▶ **The task**
In the listing below, locate the lines bearing the word "medio". Copy every one of them.

_ _ _ _ _

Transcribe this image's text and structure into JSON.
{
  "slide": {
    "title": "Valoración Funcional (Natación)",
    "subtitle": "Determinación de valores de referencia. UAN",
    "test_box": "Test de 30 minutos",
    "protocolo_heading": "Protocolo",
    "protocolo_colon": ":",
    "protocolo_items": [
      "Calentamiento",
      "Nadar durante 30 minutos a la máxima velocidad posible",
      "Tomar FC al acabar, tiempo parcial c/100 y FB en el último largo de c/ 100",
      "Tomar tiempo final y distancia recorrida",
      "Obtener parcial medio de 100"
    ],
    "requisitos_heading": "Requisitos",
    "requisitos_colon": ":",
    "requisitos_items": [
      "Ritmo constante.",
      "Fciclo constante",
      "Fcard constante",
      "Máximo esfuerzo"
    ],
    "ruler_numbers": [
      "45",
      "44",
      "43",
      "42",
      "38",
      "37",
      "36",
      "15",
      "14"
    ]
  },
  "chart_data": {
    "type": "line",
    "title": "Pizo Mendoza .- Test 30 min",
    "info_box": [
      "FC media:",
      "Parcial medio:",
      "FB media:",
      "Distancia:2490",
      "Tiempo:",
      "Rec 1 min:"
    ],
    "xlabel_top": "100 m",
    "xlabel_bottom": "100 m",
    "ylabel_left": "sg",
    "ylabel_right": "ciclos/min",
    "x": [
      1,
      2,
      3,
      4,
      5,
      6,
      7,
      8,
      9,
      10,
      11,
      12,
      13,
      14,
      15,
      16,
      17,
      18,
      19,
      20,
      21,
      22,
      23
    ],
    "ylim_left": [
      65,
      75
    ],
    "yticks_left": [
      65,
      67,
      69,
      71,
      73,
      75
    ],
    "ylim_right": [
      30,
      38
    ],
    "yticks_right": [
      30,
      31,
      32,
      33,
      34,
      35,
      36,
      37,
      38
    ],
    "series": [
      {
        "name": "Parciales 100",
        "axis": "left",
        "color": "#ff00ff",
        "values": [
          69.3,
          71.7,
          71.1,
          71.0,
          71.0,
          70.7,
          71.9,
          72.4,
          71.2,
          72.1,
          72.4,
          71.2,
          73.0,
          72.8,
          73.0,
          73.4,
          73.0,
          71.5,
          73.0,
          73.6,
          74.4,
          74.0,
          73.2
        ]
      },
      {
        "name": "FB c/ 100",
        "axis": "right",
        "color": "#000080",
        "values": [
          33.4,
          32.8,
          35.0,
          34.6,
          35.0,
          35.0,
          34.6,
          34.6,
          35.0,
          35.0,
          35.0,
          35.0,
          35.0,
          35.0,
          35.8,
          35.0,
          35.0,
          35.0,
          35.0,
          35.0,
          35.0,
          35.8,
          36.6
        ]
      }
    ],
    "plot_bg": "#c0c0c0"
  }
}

_ _ _ _ _

▶ **Written reply**
      "Obtener parcial medio de 100"
      "Parcial medio:",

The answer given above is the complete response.